WHAT NEEDS TO BE DONE
Edit the listing from its first line through the line containing "x-tick-label: SUM 27 xyxy=(1283,578,1355,600)", replacing "legend-swatch" with "legend-marker" and keeping everything else the same.

# START OF DATA SHOWN

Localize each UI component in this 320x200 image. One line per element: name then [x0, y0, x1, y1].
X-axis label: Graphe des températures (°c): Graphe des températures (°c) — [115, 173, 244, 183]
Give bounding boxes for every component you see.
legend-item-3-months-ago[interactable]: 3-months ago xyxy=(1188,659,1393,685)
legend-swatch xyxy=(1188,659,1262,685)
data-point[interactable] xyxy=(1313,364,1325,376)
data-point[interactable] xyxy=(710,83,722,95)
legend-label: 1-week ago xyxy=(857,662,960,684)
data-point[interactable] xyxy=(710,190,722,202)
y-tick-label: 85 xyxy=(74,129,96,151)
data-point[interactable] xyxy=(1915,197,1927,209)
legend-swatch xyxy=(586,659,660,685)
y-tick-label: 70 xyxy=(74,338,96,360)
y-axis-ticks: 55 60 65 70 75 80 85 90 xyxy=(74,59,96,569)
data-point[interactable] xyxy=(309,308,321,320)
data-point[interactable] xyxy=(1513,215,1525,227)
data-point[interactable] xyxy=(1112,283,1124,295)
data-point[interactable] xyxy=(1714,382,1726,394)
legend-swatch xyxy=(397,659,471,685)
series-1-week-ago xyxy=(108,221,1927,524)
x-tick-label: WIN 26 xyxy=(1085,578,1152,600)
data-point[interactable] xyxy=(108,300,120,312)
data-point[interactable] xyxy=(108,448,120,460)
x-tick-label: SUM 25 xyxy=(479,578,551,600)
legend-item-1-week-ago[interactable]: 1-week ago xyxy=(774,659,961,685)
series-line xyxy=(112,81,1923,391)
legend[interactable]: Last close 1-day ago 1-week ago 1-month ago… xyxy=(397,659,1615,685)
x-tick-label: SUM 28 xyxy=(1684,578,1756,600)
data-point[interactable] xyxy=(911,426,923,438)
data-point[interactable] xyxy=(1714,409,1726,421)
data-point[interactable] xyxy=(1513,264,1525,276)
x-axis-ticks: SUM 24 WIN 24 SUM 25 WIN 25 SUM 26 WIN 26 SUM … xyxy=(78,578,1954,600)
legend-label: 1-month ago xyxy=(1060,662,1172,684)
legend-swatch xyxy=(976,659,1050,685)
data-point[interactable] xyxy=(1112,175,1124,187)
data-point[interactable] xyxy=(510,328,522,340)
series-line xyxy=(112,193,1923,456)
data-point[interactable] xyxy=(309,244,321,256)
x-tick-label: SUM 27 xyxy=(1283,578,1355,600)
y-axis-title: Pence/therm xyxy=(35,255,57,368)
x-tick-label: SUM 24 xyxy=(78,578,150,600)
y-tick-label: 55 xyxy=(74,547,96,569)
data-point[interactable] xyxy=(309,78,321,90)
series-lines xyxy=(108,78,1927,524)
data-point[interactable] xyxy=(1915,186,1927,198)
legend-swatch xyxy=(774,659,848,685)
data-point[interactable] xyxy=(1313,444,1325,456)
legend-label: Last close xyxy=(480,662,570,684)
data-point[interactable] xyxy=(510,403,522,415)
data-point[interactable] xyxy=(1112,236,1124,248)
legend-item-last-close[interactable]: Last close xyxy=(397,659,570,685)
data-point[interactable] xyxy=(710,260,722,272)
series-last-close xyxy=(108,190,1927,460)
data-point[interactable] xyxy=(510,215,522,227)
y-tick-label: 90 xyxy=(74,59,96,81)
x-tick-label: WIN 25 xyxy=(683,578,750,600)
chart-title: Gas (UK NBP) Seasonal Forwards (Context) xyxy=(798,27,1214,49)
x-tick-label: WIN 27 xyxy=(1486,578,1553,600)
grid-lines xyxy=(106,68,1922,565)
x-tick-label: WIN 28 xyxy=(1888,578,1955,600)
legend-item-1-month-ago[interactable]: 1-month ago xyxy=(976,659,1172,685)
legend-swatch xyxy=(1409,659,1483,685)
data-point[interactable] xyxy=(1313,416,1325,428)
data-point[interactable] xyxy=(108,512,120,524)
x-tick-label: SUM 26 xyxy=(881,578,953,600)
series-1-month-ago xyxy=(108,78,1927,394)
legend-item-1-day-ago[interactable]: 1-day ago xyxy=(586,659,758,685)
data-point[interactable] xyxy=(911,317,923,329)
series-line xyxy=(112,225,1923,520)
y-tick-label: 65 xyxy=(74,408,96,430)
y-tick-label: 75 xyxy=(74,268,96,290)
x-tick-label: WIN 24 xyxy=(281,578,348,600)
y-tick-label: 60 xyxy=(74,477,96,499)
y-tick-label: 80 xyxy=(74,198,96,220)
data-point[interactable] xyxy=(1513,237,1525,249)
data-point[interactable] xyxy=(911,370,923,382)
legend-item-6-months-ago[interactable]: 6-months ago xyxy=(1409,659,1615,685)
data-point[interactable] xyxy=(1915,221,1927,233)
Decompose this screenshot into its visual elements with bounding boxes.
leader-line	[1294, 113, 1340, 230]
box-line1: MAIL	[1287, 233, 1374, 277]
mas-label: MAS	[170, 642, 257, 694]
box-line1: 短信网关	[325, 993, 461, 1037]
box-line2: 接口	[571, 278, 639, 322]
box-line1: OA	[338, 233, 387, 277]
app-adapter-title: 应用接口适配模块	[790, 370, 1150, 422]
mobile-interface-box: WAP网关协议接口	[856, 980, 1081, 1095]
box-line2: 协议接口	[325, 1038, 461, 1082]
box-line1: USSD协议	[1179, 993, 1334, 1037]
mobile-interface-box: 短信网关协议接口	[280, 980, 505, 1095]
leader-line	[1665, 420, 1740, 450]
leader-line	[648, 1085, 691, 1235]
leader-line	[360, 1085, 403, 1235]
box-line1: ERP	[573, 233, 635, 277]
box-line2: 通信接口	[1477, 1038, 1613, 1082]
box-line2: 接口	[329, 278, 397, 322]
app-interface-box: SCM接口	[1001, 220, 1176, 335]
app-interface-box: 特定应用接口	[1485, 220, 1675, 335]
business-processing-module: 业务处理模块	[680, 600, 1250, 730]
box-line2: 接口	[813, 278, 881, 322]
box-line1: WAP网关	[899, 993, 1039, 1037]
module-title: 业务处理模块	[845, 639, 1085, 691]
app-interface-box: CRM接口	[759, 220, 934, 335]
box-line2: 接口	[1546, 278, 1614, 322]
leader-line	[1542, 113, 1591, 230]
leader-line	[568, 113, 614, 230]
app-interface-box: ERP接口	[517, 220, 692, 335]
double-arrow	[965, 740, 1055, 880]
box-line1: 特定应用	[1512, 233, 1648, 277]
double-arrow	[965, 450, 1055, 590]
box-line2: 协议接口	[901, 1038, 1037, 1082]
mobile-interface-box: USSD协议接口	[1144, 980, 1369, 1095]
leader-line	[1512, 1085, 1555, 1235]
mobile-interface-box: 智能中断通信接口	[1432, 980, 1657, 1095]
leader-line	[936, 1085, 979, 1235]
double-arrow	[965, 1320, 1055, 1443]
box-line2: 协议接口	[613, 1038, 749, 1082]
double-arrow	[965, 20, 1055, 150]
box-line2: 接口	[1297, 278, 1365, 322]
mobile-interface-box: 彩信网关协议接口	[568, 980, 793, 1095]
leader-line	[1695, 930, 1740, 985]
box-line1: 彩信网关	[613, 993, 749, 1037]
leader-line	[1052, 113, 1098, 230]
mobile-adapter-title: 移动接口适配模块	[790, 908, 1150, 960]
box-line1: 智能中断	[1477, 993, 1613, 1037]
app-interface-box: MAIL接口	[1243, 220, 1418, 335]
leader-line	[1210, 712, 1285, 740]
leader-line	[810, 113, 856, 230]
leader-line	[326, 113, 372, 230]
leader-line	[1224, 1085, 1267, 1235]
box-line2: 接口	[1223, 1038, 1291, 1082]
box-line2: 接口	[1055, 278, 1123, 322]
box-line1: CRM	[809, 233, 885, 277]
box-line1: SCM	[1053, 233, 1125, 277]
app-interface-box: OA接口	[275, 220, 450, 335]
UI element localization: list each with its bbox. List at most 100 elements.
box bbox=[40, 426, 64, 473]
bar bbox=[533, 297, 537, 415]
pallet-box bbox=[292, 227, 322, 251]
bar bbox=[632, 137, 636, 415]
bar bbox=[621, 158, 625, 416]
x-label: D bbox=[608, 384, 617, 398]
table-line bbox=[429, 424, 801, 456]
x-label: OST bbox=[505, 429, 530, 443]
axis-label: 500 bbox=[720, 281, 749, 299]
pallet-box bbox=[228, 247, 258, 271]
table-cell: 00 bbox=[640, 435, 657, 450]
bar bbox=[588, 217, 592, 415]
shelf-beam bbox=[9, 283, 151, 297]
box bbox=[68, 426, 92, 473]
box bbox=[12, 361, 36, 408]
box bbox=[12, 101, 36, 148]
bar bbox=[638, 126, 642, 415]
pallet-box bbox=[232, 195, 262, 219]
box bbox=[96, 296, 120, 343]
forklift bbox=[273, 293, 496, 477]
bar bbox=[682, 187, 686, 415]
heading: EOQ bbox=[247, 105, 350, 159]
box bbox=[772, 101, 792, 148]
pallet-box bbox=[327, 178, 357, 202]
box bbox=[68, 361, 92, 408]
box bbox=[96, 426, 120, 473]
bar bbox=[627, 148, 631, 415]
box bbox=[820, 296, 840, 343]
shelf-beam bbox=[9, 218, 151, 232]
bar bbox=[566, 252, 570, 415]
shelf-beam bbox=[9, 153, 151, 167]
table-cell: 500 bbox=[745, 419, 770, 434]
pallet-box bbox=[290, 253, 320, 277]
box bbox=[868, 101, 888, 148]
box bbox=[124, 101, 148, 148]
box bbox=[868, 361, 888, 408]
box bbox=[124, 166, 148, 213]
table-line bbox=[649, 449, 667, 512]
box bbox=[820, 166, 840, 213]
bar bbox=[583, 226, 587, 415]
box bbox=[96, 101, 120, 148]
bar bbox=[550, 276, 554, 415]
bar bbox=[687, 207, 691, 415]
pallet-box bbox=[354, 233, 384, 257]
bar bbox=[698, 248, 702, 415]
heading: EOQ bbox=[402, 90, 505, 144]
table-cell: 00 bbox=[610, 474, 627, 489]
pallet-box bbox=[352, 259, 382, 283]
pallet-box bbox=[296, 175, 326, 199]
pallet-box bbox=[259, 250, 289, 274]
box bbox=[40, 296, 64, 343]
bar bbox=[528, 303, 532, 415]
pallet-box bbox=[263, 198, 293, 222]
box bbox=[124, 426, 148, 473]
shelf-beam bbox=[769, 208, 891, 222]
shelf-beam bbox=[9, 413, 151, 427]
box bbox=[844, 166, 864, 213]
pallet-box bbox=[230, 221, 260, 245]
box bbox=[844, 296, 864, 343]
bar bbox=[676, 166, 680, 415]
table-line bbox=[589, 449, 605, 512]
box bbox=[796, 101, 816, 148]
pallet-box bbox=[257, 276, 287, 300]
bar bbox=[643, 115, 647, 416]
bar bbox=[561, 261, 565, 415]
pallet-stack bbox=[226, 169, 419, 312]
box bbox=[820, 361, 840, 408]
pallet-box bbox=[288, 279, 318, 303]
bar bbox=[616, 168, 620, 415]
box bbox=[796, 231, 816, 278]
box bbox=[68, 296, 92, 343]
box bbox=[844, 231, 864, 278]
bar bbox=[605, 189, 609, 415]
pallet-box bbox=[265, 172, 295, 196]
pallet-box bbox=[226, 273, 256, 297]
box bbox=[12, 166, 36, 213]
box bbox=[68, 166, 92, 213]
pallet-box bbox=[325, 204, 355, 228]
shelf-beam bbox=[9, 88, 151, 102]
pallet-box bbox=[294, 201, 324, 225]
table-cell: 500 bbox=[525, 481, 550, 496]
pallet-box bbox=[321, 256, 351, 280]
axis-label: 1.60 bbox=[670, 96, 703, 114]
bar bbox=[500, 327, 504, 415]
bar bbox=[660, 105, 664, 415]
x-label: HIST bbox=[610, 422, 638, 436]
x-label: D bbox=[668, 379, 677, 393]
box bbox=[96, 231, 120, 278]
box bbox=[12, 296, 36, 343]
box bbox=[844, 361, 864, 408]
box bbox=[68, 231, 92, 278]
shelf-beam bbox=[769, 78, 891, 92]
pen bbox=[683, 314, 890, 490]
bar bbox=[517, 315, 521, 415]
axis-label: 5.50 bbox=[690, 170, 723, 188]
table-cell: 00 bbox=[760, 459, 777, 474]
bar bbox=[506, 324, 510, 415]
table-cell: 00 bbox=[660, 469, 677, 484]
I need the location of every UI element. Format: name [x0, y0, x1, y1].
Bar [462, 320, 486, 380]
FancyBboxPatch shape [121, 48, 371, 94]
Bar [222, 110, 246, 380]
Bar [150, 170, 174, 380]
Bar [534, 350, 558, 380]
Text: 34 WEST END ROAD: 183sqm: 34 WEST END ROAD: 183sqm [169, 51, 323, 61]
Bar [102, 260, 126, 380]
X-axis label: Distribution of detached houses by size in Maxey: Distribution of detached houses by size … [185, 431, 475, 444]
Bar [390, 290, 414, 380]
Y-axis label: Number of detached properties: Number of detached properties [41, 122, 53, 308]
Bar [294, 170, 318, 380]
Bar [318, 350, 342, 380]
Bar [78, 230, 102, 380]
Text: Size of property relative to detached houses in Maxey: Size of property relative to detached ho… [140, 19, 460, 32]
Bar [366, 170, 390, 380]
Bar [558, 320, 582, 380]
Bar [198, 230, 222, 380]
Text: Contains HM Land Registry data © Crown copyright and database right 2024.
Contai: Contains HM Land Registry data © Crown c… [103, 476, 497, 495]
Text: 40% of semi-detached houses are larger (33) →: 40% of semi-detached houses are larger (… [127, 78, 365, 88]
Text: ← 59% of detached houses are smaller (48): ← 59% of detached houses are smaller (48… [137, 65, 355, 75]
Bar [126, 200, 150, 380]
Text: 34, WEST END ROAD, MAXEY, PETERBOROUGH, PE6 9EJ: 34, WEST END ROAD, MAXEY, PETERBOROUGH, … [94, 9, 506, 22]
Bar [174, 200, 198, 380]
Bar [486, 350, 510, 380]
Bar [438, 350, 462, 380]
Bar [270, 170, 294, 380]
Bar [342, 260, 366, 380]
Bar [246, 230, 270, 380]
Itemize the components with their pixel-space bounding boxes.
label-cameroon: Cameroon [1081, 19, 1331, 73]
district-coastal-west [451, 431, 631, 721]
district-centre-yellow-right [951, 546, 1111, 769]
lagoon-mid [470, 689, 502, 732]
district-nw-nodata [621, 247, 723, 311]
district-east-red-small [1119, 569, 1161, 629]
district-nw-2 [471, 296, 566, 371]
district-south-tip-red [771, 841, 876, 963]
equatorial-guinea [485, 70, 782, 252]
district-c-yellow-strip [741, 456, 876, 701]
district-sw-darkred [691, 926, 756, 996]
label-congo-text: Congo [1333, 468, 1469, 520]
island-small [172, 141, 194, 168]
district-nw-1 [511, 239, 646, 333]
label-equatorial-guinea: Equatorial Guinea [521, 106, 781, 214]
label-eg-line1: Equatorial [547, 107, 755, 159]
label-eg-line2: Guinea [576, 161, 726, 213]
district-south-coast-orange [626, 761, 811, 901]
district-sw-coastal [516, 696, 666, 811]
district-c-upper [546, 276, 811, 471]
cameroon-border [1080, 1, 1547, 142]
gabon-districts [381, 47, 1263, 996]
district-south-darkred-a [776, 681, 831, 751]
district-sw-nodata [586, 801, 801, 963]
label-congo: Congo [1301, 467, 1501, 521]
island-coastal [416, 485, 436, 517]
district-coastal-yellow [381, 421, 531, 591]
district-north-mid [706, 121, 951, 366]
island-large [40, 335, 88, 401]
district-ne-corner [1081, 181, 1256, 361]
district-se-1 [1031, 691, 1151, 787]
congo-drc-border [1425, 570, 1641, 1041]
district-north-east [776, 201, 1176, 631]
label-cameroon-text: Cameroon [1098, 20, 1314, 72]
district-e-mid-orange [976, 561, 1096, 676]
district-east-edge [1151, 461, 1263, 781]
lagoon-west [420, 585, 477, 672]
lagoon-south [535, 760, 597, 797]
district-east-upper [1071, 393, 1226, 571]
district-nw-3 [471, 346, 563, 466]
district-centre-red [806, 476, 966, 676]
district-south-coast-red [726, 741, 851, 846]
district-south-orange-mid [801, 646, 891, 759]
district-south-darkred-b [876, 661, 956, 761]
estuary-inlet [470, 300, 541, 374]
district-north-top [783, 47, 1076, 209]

# END OF DATA SHOWN

RESULT OF THIS TASK
Localize each UI component in this 320x200 image. One line per element: name then [x0, y0, x1, y1].
X-axis label: Graphe des températures (°c): Graphe des températures (°c) — [115, 173, 244, 183]
Give bounding boxes for every component you see.
legend-item-3-months-ago[interactable]: 3-months ago xyxy=(1188,659,1393,685)
legend-marker xyxy=(1188,659,1262,685)
data-point[interactable] xyxy=(1313,364,1325,376)
data-point[interactable] xyxy=(710,83,722,95)
legend-label: 1-week ago xyxy=(857,662,960,684)
data-point[interactable] xyxy=(710,190,722,202)
y-tick-label: 85 xyxy=(74,129,96,151)
data-point[interactable] xyxy=(1915,197,1927,209)
legend-marker xyxy=(586,659,660,685)
y-tick-label: 70 xyxy=(74,338,96,360)
y-axis-ticks: 55 60 65 70 75 80 85 90 xyxy=(74,59,96,569)
data-point[interactable] xyxy=(309,308,321,320)
data-point[interactable] xyxy=(1513,215,1525,227)
data-point[interactable] xyxy=(1112,283,1124,295)
data-point[interactable] xyxy=(1714,382,1726,394)
legend-marker xyxy=(397,659,471,685)
series-1-week-ago xyxy=(108,221,1927,524)
x-tick-label: WIN 26 xyxy=(1085,578,1152,600)
data-point[interactable] xyxy=(108,300,120,312)
data-point[interactable] xyxy=(108,448,120,460)
x-tick-label: SUM 25 xyxy=(479,578,551,600)
legend-item-1-week-ago[interactable]: 1-week ago xyxy=(774,659,961,685)
series-line xyxy=(112,81,1923,391)
legend[interactable]: Last close 1-day ago 1-week ago 1-month ago… xyxy=(397,659,1615,685)
x-tick-label: SUM 28 xyxy=(1684,578,1756,600)
data-point[interactable] xyxy=(911,426,923,438)
data-point[interactable] xyxy=(1714,409,1726,421)
data-point[interactable] xyxy=(1513,264,1525,276)
x-axis-ticks: SUM 24 WIN 24 SUM 25 WIN 25 SUM 26 WIN 26 SUM … xyxy=(78,578,1954,600)
legend-label: 1-month ago xyxy=(1060,662,1172,684)
legend-marker xyxy=(976,659,1050,685)
data-point[interactable] xyxy=(1112,175,1124,187)
data-point[interactable] xyxy=(510,328,522,340)
series-line xyxy=(112,193,1923,456)
data-point[interactable] xyxy=(309,244,321,256)
x-tick-label: SUM 27 xyxy=(1283,578,1355,600)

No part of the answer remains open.